» YOUR OBJECTIVE:
Select, from the data, each line where "малого" occurs.

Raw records
+-------+

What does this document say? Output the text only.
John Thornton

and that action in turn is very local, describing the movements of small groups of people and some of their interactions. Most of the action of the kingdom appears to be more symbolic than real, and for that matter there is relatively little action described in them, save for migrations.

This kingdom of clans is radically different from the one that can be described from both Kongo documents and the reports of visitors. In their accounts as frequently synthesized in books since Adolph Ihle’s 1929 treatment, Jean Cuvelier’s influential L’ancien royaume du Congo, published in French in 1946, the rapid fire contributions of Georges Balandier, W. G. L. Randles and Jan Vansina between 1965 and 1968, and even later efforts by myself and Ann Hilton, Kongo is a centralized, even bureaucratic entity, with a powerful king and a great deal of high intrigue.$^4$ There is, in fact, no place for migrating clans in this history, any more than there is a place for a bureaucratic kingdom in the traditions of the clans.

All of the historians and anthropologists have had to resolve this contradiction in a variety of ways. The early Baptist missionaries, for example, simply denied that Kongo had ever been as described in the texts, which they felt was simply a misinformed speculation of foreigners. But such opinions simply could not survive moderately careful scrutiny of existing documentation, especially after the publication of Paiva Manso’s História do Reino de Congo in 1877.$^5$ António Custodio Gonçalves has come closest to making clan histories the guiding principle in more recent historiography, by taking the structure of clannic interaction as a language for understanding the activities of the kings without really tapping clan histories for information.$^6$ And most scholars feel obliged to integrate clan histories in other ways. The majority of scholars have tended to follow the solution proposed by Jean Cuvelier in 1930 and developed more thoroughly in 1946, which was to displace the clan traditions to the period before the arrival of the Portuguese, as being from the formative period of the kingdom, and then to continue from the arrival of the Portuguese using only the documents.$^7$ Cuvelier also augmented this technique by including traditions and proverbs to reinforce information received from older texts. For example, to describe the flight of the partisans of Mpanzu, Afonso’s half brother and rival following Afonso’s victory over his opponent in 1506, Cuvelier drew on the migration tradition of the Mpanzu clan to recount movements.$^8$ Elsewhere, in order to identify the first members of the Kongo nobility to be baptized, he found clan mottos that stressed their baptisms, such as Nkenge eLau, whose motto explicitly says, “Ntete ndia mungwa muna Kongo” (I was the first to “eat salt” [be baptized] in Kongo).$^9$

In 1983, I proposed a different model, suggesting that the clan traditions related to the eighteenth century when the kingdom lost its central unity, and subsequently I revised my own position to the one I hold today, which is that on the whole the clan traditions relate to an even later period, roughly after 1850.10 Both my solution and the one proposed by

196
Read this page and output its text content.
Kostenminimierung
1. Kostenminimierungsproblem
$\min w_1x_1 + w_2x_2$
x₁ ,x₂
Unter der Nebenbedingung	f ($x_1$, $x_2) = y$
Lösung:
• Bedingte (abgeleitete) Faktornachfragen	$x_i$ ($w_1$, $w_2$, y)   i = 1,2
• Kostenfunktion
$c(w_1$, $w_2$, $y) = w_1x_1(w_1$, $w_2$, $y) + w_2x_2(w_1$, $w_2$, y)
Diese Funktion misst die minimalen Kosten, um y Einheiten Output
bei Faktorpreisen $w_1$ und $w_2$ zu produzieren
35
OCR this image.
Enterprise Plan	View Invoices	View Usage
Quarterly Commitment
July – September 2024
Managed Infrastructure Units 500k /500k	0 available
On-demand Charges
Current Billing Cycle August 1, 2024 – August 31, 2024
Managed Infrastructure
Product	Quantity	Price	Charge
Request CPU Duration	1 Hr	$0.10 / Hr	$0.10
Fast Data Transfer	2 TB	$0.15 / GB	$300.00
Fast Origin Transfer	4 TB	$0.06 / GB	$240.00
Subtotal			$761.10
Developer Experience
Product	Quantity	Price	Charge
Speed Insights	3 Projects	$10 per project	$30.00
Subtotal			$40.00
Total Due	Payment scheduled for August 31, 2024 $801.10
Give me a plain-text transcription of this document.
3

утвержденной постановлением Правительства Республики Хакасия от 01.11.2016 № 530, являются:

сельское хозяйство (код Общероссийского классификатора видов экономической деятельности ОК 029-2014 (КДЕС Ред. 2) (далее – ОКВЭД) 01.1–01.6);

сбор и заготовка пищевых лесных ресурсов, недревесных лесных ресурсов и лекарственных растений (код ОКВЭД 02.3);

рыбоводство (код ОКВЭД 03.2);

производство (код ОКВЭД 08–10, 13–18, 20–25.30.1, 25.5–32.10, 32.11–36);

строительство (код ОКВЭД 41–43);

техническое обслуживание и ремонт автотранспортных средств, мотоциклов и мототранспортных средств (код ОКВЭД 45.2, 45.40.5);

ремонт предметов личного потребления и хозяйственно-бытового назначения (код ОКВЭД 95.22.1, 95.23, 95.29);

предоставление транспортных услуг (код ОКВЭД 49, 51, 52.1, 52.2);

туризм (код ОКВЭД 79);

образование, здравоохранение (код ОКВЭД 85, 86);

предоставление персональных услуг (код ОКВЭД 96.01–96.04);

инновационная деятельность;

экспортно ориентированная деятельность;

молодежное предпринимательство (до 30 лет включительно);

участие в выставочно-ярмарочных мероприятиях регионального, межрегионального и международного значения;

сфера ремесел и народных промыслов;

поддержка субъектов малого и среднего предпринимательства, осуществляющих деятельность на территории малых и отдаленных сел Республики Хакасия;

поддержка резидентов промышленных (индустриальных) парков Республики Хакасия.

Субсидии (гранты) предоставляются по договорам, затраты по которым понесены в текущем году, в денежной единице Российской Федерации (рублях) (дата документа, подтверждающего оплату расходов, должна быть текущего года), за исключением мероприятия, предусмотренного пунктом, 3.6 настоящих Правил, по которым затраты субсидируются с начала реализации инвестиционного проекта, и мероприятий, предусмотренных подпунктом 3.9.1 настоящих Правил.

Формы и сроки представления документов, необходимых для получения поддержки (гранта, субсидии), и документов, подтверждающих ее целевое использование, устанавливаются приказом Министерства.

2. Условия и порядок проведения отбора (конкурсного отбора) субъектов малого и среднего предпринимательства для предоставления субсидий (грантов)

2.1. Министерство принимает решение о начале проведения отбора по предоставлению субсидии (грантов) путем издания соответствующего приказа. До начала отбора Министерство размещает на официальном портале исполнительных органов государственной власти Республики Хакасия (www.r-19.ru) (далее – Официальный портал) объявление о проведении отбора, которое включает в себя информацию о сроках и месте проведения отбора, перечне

+-------+

» FINAL ANSWER:
поддержка субъектов малого и среднего предпринимательства, осуществляющих деятельность на территории малых и отдаленных сел Республики Хакасия;
2. Условия и порядок проведения отбора (конкурсного отбора) субъектов малого и среднего предпринимательства для предоставления субсидий (грантов)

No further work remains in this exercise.